╭─ SUPPLIED TEXT
# Jotul Gas stove identification



## TDurdin (Apr 27, 2018)

Someone is giving me a Jotul Gas stove...Is it worth it to refinish?

My cousin is moving and does not want the gas stove any more. He is giving it to me and I am trying to see if it worth it to repaint and keep. Its got some rust spots. See picture. 

Questions?

Which Jotul model is it?
What to look for to make sure its safe?
Whats it worth?
How difficult is it to refinish?


----------



## DAKSY (Apr 27, 2018)

There should be a rating plate between the gas valve & the stove body.
I'd say it's either a GF300 Allgash or a GF400 Sebago.
Is there a "3" on each side panel? If so that's the Allagash.
Can't see the burner, whether it's a tube or a pan. That can give you the age.
The age will dictate the value.
I wouldn't hesitate to take it. The paint can be covered over with any color
Stove Bright High Temp Paint you want to use. You will probably need 2 cans.
Inspect the glass & the gasket that seals the glass...
This is a Direct Vent (DV) stove that requires a sealed combustion chamber.
Check the flue collar seal as well.
╰─
== EXERCISES TO COMPLETE ==
[1] Identify every line of the entries that contains the string "icon", treating uppercase and lowercase as distinct, and copy each such line.
[2] Pick up the forum thread about identifying a Jotul gas stove and continue it from its final line.
╭─ ENTRIES SUPPLIED
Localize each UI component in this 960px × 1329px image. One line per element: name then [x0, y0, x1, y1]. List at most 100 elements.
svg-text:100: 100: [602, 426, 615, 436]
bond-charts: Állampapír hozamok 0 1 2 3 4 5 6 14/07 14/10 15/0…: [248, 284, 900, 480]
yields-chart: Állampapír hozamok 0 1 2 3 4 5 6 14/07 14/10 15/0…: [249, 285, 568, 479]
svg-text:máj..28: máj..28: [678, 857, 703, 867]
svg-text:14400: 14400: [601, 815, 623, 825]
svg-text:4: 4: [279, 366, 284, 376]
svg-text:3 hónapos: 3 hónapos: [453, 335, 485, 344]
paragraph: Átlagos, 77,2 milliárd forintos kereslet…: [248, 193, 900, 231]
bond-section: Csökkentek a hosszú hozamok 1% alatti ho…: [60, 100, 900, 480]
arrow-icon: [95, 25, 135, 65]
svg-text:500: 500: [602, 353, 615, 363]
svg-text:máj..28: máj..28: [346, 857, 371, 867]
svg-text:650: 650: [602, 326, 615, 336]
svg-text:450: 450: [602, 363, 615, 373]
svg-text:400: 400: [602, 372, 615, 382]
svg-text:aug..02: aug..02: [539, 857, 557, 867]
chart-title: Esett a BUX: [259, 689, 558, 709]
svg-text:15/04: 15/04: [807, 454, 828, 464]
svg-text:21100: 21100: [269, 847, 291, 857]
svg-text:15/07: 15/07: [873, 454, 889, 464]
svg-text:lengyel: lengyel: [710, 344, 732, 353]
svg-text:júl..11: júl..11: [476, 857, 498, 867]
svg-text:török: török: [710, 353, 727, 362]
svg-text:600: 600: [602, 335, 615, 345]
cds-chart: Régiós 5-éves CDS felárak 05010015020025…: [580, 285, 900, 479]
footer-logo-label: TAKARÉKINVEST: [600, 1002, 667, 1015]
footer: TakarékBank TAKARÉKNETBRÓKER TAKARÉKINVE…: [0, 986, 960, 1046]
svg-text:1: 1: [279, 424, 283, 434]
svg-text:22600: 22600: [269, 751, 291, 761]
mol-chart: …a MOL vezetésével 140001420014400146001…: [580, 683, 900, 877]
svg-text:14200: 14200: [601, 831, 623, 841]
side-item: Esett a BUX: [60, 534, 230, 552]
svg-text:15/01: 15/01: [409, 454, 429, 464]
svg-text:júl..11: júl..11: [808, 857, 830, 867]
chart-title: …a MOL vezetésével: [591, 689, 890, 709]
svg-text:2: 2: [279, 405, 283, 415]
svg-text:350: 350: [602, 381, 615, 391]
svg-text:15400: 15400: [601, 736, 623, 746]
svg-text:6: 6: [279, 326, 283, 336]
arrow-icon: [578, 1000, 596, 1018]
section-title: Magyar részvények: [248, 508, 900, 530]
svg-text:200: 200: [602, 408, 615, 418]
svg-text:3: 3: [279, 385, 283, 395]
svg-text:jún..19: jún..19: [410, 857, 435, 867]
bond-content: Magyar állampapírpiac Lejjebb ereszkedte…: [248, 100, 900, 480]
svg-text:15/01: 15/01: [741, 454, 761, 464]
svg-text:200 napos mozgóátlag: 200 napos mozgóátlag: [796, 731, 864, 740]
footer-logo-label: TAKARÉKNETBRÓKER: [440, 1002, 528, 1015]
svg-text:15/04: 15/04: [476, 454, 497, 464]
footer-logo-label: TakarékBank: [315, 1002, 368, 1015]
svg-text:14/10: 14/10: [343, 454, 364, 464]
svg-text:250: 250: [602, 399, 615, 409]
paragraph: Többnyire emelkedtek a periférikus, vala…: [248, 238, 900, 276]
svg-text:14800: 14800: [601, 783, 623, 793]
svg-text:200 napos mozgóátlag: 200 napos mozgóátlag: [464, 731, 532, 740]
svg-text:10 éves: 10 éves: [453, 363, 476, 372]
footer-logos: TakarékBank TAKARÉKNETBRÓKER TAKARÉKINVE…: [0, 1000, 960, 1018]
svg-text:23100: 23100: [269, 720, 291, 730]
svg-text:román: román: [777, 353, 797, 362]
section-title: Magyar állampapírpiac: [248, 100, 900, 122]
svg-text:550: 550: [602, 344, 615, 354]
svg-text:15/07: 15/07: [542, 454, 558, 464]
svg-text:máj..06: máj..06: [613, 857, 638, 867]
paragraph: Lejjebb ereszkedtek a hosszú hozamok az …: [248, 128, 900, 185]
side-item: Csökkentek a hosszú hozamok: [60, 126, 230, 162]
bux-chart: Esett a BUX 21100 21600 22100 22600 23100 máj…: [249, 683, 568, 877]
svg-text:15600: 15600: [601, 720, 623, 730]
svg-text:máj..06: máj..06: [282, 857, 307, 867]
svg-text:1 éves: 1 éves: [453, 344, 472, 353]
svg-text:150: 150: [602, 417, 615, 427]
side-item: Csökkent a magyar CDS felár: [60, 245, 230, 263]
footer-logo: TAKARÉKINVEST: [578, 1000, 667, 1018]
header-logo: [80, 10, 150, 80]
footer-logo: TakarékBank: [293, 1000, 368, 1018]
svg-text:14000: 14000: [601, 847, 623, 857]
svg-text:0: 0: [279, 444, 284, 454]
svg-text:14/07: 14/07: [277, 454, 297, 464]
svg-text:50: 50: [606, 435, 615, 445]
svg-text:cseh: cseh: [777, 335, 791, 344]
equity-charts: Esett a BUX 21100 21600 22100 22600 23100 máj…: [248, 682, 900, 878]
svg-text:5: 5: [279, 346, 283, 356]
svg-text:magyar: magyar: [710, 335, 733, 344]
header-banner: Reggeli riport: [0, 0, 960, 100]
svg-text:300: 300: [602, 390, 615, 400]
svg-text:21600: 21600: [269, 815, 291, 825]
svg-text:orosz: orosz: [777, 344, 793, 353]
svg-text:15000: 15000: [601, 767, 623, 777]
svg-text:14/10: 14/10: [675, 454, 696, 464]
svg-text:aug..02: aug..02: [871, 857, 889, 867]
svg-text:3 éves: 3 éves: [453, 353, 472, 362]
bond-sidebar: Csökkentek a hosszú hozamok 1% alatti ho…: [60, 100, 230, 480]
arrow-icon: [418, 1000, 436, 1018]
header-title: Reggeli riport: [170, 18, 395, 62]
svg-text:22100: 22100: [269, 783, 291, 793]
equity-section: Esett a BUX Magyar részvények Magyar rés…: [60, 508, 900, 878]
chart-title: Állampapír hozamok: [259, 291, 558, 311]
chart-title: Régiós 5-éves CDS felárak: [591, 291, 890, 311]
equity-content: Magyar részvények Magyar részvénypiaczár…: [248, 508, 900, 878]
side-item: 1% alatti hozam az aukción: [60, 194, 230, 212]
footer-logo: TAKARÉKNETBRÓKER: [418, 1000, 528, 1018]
╰─
== RESULTS FOR THE EXERCISE ==
[1]
arrow-icon: [95, 25, 135, 65]
arrow-icon: [578, 1000, 596, 1018]
arrow-icon: [418, 1000, 436, 1018]

[2]
PS. I will take it if you don't want it.
I'm about 60 miles from Kingston.


----------



## TDurdin (Apr 27, 2018)

Any idea what it would be worth as is? Ballpark?

I will check as per your instructions. How can I tell what type of burner? Plate, etc

If I don't take it, I will keep you in mind. 

Thank you very much for your help.


----------



## DAKSY (Apr 28, 2018)

Like I said above, the value is dependent on the age.
If there's a rating plate, the date of manufacture should be marked on it.
Could be $500 - 1000, but that's just a SWAG (Silly Wild-Assed Guess)...
If the burner under the logs is a U-shape, then it's a tube burner.
If it's not a tube, then it's a stainless Steel Pan-Burner...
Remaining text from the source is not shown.